Stated problem 1:
Report each line of the entries below that contains the word "thermometer", copying every such line in full.

It was around this time last year that the news came down from FIFA mountain: Chelsea had been banned for the next two transfer windows (and fined, too, but that’s pocket change). And while Chelsea eventually appealed successfully (to CAS) to get the ban cut in half, we effectively served out the full sentence anyway since we didn’t sign anyone in January.
Into that vacuum have stepped a veritable plethora of young players, most long-time members of the Chelsea Academy. One of the exceptions to that trend has been Billy Gilmour, who’s as young as any of them, if not even more so, but he only joined the club in 2017, when he turned 16.
Not three years later, he’s turning all the heads, especially after his Man of the Match performance against league-leaders Liverpool in the FA Cup this week. It was only his 6th appearance for the first-team; it might as well have been his 60th.
Fantastic. Personality on the ball, intelligence in his desicion making, always making angles to offer himself and has that bit of aggression in him which is very important specially in the Premier League.
— Cesc Fàbregas Soler (@cesc4official) March 3, 2020
Gilmour has been roundly praised for Tuesday’s efforts, but if you read the headline, you can guess where this piece is going. Gilmour, who counted as an “international” signing for FIFA’s purposes since the English and Scottish Football Associations are separate entities, was one of the players involved in the transfer ban case. And it’s actually very easy to figure out how he factored in, even though no names were ever used during the legal proceedings.

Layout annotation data
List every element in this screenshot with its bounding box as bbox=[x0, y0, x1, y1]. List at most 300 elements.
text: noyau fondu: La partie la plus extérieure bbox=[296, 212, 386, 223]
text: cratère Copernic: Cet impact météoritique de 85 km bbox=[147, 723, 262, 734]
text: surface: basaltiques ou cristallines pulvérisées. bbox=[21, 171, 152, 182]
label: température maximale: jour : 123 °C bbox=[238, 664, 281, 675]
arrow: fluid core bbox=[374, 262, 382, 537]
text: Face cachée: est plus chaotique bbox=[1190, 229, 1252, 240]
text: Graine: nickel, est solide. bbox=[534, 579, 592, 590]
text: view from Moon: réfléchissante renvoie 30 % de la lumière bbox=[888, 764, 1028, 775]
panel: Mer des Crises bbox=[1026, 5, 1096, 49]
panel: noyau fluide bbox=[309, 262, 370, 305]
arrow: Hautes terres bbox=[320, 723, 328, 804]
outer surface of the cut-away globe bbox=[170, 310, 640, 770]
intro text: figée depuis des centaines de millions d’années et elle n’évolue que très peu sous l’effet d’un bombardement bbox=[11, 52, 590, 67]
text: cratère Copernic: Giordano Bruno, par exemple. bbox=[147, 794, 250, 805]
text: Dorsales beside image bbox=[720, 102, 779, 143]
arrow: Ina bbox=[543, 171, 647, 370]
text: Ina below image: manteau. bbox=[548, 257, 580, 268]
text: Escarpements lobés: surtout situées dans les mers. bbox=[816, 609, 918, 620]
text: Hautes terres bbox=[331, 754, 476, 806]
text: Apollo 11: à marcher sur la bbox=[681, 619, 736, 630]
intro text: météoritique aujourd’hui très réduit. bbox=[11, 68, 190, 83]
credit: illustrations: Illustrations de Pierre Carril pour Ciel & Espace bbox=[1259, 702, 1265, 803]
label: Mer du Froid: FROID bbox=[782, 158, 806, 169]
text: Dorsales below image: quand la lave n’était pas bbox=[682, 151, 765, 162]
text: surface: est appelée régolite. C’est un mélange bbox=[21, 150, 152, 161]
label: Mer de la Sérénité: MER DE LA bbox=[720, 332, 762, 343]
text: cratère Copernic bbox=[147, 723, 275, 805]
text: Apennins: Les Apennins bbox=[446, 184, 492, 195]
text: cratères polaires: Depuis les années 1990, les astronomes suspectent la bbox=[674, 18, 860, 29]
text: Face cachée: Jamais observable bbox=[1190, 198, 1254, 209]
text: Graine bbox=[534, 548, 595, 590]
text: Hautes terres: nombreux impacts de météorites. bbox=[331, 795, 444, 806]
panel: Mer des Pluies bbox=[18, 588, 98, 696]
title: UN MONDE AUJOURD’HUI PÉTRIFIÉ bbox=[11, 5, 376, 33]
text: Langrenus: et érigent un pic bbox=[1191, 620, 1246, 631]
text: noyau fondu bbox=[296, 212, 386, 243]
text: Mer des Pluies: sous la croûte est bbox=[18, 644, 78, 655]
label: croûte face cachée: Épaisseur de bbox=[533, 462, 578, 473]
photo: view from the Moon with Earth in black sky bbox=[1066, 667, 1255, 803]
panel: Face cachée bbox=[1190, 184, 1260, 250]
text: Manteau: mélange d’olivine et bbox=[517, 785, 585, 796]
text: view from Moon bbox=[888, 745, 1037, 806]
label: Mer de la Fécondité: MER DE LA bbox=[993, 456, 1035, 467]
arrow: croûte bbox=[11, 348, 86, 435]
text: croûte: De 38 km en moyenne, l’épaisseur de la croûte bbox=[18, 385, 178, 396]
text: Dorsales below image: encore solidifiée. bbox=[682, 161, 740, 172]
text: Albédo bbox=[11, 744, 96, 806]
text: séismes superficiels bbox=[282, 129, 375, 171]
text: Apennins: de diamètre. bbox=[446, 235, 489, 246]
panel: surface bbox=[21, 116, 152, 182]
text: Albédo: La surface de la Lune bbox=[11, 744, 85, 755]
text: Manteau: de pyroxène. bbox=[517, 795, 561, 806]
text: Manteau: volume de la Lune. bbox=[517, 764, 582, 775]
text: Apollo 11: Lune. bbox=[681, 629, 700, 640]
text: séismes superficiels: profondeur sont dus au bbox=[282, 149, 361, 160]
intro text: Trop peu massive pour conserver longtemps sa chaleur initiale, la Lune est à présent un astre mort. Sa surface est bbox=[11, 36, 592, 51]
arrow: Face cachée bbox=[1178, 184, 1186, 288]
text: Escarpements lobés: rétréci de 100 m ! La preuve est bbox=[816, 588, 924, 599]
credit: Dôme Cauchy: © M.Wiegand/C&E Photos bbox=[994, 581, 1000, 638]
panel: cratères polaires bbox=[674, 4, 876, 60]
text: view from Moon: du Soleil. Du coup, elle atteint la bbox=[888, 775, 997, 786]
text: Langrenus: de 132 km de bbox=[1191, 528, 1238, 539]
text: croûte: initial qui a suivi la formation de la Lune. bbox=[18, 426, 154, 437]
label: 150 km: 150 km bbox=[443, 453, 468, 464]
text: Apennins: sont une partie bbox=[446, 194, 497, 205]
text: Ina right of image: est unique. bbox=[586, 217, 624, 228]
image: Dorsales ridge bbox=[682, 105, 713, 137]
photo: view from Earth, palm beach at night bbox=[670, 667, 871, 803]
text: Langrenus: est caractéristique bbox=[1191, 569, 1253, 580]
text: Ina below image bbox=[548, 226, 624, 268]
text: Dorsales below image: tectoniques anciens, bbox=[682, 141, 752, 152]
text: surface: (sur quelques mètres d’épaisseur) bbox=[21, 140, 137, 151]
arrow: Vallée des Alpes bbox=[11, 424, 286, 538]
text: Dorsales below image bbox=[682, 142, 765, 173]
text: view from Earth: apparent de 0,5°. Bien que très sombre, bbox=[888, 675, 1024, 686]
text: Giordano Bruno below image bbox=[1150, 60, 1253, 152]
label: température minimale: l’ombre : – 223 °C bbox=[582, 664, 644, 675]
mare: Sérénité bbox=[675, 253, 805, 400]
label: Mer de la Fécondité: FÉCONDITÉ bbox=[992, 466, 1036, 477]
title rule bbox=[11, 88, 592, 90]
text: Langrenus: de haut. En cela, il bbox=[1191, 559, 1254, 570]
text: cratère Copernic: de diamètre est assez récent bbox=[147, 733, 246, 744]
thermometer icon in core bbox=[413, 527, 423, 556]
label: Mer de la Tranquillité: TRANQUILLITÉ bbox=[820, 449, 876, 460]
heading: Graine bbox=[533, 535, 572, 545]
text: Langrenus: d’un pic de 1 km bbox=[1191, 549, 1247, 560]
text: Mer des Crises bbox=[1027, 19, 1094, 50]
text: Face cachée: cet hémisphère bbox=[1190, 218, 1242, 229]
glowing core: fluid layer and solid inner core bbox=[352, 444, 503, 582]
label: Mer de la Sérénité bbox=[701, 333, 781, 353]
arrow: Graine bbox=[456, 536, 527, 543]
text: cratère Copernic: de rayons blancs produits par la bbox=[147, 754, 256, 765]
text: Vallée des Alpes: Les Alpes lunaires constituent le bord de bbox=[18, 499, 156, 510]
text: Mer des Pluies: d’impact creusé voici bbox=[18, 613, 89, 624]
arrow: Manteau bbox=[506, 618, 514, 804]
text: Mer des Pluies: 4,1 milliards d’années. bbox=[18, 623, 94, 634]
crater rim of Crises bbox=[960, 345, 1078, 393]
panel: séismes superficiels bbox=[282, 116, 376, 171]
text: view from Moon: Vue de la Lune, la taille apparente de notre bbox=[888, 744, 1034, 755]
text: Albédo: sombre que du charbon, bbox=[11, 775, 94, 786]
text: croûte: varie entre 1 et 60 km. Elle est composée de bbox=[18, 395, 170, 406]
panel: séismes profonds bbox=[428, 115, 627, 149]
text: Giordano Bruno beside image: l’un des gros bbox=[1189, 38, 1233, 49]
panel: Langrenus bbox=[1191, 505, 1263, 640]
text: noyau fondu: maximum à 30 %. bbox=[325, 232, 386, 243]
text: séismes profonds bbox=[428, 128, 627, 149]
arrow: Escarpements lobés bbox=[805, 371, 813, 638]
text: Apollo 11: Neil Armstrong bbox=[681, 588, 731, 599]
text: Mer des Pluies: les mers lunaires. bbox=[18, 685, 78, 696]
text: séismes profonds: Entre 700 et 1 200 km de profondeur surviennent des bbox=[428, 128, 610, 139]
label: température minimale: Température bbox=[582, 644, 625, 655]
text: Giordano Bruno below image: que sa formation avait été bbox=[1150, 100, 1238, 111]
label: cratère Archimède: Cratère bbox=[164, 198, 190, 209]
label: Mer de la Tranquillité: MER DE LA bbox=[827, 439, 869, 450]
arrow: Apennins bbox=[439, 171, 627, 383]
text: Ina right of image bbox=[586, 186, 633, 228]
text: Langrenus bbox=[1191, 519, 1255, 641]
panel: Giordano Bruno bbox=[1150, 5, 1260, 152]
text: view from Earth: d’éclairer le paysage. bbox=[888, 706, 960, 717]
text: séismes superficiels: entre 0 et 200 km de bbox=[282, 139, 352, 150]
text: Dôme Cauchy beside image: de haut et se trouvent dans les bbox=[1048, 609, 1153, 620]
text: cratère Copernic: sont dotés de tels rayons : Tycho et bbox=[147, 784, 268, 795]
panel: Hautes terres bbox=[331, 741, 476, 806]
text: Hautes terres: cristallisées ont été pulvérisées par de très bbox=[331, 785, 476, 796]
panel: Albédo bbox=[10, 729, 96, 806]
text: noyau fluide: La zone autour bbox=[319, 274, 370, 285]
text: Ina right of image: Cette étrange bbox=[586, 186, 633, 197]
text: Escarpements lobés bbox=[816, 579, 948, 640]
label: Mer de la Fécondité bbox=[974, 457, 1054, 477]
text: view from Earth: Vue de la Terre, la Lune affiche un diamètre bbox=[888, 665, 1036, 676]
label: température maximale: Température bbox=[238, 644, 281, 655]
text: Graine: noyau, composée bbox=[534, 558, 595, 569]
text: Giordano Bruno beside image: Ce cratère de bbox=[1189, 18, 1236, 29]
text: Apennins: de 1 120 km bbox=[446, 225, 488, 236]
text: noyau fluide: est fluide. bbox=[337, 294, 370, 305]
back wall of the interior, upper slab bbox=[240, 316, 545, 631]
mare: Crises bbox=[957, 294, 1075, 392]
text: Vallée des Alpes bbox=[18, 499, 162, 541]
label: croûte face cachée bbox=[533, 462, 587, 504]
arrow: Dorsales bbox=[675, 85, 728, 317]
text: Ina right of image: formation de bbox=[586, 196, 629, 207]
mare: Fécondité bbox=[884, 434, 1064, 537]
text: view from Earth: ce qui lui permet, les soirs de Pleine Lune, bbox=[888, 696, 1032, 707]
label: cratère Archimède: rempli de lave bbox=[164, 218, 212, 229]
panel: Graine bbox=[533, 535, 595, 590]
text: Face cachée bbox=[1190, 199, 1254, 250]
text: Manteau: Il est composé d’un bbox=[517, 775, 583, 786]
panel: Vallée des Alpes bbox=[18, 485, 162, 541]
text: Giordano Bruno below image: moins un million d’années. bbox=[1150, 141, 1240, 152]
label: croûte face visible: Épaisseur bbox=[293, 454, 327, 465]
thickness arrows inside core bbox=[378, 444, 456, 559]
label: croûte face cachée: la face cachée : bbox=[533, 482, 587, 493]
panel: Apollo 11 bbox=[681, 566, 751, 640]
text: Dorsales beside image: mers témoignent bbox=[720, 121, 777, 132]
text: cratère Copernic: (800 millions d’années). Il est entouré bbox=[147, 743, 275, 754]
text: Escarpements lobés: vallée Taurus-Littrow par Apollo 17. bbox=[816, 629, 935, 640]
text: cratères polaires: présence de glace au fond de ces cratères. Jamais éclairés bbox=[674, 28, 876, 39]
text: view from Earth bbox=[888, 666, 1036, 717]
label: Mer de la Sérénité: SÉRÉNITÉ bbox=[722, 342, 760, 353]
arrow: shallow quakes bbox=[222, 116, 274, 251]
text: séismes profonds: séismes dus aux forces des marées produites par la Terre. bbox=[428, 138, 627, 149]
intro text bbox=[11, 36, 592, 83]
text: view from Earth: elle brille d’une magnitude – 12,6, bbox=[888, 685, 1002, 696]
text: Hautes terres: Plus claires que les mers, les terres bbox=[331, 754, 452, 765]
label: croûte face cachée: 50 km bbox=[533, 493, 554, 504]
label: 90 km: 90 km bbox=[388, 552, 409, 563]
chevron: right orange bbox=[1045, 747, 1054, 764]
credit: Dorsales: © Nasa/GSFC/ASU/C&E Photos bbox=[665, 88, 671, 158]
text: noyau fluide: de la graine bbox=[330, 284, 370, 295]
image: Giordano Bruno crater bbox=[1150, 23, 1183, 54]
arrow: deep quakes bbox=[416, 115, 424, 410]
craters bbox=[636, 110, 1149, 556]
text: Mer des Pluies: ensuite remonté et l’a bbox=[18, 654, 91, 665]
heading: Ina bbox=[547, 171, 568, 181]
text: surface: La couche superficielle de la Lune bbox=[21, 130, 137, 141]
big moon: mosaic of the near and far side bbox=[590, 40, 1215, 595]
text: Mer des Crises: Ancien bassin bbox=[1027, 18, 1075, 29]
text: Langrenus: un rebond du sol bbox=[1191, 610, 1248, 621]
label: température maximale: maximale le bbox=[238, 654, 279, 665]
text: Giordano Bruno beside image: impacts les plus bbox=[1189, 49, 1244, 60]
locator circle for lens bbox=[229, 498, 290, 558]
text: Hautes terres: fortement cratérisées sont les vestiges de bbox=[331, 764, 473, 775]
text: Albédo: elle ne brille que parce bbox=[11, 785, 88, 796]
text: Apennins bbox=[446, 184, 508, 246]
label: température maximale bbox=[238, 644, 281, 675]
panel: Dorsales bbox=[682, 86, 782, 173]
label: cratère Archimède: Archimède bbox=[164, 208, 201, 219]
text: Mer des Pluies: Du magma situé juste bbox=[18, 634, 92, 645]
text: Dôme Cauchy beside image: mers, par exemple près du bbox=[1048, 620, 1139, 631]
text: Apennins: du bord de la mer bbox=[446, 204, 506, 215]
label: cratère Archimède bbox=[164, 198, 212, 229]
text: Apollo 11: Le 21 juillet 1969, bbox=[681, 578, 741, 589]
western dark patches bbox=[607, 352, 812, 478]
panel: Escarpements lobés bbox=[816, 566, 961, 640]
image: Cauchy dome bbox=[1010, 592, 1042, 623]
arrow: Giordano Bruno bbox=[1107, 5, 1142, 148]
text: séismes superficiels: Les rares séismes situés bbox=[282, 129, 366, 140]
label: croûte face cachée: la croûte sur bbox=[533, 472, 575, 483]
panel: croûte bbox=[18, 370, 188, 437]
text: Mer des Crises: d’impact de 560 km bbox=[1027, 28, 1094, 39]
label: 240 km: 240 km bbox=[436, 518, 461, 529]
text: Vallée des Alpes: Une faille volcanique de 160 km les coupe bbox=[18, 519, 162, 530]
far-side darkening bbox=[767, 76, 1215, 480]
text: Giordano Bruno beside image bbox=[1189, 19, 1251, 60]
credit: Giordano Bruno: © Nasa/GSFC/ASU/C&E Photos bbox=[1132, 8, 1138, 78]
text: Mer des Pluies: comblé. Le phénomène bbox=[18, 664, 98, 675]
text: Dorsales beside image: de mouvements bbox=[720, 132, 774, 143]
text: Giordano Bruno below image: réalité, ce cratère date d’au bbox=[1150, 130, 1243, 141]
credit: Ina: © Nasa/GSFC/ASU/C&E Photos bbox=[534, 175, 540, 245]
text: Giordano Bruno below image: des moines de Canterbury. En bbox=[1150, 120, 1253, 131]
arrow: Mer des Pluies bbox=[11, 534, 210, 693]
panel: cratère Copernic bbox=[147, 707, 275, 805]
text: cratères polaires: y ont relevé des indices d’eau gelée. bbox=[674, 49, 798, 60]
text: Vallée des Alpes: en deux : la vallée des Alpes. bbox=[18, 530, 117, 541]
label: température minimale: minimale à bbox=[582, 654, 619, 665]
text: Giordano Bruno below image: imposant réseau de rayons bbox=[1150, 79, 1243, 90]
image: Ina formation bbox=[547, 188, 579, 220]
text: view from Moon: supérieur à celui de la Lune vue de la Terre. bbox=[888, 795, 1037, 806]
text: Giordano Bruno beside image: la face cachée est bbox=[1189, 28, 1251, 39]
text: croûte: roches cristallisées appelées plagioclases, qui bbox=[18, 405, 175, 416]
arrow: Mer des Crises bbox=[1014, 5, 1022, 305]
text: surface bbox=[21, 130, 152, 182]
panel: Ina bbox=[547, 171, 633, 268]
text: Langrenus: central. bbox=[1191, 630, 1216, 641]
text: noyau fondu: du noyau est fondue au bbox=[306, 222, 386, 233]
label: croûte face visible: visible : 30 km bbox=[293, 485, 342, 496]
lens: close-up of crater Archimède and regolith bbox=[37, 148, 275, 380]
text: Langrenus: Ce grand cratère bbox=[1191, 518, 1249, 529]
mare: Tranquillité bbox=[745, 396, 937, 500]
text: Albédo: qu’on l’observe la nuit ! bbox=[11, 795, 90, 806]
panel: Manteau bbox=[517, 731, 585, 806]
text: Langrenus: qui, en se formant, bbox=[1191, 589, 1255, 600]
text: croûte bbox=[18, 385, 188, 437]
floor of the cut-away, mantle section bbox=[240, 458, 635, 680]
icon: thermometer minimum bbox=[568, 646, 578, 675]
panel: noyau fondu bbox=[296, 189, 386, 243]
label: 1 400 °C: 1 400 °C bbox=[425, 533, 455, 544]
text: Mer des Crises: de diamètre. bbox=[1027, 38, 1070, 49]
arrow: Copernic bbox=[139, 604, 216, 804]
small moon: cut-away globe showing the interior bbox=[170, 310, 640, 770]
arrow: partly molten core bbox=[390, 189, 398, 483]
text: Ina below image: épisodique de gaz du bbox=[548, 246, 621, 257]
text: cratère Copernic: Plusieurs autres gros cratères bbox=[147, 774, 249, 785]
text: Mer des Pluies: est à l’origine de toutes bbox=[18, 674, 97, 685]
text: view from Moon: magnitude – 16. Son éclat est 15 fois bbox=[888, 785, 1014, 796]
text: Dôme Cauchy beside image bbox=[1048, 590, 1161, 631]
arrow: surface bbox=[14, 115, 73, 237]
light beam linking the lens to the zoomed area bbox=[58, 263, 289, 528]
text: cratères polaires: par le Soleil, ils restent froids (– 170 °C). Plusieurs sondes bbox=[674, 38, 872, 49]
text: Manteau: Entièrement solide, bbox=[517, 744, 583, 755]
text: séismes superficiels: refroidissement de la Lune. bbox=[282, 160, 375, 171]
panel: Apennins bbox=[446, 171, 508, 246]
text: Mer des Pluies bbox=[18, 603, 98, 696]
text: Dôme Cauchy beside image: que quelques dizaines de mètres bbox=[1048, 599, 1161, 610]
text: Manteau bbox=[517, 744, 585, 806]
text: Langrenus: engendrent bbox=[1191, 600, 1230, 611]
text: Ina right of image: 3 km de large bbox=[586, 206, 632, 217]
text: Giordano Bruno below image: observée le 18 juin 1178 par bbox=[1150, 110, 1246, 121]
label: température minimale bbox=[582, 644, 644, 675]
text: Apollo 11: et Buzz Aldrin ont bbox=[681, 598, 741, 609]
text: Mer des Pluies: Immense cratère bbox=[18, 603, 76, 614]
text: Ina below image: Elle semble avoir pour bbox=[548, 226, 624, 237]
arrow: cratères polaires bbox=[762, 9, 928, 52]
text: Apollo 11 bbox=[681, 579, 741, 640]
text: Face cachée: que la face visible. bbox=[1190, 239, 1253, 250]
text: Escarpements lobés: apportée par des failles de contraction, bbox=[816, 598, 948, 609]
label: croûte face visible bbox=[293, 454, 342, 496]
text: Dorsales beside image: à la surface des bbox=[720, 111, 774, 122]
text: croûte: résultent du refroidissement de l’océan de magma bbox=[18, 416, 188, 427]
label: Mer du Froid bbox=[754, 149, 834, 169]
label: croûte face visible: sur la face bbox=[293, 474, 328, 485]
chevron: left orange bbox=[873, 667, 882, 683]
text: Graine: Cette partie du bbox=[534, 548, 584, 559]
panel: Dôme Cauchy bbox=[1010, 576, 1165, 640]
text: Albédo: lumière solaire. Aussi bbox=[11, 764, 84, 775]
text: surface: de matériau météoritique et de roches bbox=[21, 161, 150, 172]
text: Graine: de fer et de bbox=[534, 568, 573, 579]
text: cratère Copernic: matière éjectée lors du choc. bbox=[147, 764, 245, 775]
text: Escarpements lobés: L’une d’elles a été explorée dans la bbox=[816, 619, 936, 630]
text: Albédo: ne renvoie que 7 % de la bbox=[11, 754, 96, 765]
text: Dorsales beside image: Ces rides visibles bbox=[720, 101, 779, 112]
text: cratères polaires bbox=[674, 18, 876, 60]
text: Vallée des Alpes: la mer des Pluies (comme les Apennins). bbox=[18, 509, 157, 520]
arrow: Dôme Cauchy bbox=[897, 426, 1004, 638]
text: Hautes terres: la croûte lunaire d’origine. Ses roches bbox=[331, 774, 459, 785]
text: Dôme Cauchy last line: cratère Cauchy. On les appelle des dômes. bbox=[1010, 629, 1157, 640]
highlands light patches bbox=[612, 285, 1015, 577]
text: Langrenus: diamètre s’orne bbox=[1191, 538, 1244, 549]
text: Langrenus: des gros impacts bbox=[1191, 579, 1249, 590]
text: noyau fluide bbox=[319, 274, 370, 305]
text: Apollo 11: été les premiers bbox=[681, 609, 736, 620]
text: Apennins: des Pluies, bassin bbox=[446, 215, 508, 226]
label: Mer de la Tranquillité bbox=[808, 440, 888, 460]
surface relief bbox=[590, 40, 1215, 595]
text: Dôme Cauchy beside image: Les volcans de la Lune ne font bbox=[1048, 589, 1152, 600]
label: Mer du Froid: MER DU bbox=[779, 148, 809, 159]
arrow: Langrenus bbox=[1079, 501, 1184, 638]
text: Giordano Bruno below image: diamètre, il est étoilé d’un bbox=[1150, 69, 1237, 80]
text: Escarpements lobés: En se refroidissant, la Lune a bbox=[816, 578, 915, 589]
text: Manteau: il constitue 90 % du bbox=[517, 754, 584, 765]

Stated problem 2:
Print the entire Billy Gilmour article above, reproducing it word for word.

Expected output 1:
thermometer icon in core bbox=[413, 527, 423, 556]
icon: thermometer minimum bbox=[568, 646, 578, 675]

Expected output 2:
It was around this time last year that the news came down from FIFA mountain: Chelsea had been banned for the next two transfer windows (and fined, too, but that’s pocket change). And while Chelsea eventually appealed successfully (to CAS) to get the ban cut in half, we effectively served out the full sentence anyway since we didn’t sign anyone in January.
Into that vacuum have stepped a veritable plethora of young players, most long-time members of the Chelsea Academy. One of the exceptions to that trend has been Billy Gilmour, who’s as young as any of them, if not even more so, but he only joined the club in 2017, when he turned 16.
Not three years later, he’s turning all the heads, especially after his Man of the Match performance against league-leaders Liverpool in the FA Cup this week. It was only his 6th appearance for the first-team; it might as well have been his 60th.
Fantastic. Personality on the ball, intelligence in his desicion making, always making angles to offer himself and has that bit of aggression in him which is very important specially in the Premier League.
— Cesc Fàbregas Soler (@cesc4official) March 3, 2020
Gilmour has been roundly praised for Tuesday’s efforts, but if you read the headline, you can guess where this piece is going. Gilmour, who counted as an “international” signing for FIFA’s purposes since the English and Scottish Football Associations are separate entities, was one of the players involved in the transfer ban case. And it’s actually very easy to figure out how he factored in, even though no names were ever used during the legal proceedings.